• [TASK STATEMENT]
Transcribe the full listing below exactly.
##### RECORD SET
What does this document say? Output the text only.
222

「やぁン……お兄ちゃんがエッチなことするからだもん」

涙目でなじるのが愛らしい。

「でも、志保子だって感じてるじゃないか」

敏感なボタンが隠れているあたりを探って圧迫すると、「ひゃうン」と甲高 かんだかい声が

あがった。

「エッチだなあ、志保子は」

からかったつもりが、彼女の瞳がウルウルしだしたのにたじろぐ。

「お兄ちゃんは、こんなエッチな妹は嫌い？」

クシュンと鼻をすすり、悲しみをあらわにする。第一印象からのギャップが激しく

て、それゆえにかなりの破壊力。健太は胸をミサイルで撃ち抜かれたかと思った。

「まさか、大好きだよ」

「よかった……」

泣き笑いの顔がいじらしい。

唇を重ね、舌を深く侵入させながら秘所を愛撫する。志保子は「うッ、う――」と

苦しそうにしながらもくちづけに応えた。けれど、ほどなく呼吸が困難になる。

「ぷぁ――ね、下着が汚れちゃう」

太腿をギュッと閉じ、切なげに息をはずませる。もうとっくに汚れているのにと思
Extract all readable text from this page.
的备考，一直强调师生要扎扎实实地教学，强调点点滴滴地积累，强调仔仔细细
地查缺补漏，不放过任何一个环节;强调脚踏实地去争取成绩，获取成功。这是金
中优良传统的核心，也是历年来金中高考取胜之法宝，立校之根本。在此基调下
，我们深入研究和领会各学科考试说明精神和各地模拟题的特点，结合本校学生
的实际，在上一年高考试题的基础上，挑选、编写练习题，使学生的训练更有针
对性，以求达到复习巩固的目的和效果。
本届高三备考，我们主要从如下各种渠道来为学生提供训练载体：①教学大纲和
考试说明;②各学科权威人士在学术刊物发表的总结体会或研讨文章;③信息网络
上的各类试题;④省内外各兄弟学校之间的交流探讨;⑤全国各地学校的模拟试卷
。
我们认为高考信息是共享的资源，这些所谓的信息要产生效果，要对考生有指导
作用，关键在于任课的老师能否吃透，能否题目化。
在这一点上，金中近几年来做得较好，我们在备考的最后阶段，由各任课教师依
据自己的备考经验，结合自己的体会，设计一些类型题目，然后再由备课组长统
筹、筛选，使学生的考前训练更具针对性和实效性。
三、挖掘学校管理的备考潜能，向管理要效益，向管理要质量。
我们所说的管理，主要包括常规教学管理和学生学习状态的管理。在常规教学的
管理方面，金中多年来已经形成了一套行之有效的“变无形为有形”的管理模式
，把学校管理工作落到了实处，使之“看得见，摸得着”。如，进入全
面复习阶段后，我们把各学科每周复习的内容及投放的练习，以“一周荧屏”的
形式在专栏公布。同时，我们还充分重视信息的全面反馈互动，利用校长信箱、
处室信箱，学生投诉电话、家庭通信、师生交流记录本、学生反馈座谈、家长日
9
##########
• [THE RESPONSE]
What does this document say? Output the text only.
222

「やぁン……お兄ちゃんがエッチなことするからだもん」

涙目でなじるのが愛らしい。

「でも、志保子だって感じてるじゃないか」

敏感なボタンが隠れているあたりを探って圧迫すると、「ひゃうン」と甲高 かんだかい声が

あがった。

「エッチだなあ、志保子は」

からかったつもりが、彼女の瞳がウルウルしだしたのにたじろぐ。

「お兄ちゃんは、こんなエッチな妹は嫌い？」

クシュンと鼻をすすり、悲しみをあらわにする。第一印象からのギャップが激しく

て、それゆえにかなりの破壊力。健太は胸をミサイルで撃ち抜かれたかと思った。

「まさか、大好きだよ」

「よかった……」

泣き笑いの顔がいじらしい。

唇を重ね、舌を深く侵入させながら秘所を愛撫する。志保子は「うッ、う――」と

苦しそうにしながらもくちづけに応えた。けれど、ほどなく呼吸が困難になる。

「ぷぁ――ね、下着が汚れちゃう」

太腿をギュッと閉じ、切なげに息をはずませる。もうとっくに汚れているのにと思
Extract all readable text from this page.
的备考，一直强调师生要扎扎实实地教学，强调点点滴滴地积累，强调仔仔细细
地查缺补漏，不放过任何一个环节;强调脚踏实地去争取成绩，获取成功。这是金
中优良传统的核心，也是历年来金中高考取胜之法宝，立校之根本。在此基调下
，我们深入研究和领会各学科考试说明精神和各地模拟题的特点，结合本校学生
的实际，在上一年高考试题的基础上，挑选、编写练习题，使学生的训练更有针
对性，以求达到复习巩固的目的和效果。
本届高三备考，我们主要从如下各种渠道来为学生提供训练载体：①教学大纲和
考试说明;②各学科权威人士在学术刊物发表的总结体会或研讨文章;③信息网络
上的各类试题;④省内外各兄弟学校之间的交流探讨;⑤全国各地学校的模拟试卷
。
我们认为高考信息是共享的资源，这些所谓的信息要产生效果，要对考生有指导
作用，关键在于任课的老师能否吃透，能否题目化。
在这一点上，金中近几年来做得较好，我们在备考的最后阶段，由各任课教师依
据自己的备考经验，结合自己的体会，设计一些类型题目，然后再由备课组长统
筹、筛选，使学生的考前训练更具针对性和实效性。
三、挖掘学校管理的备考潜能，向管理要效益，向管理要质量。
我们所说的管理，主要包括常规教学管理和学生学习状态的管理。在常规教学的
管理方面，金中多年来已经形成了一套行之有效的“变无形为有形”的管理模式
，把学校管理工作落到了实处，使之“看得见，摸得着”。如，进入全
面复习阶段后，我们把各学科每周复习的内容及投放的练习，以“一周荧屏”的
形式在专栏公布。同时，我们还充分重视信息的全面反馈互动，利用校长信箱、
处室信箱，学生投诉电话、家庭通信、师生交流记录本、学生反馈座谈、家长日
9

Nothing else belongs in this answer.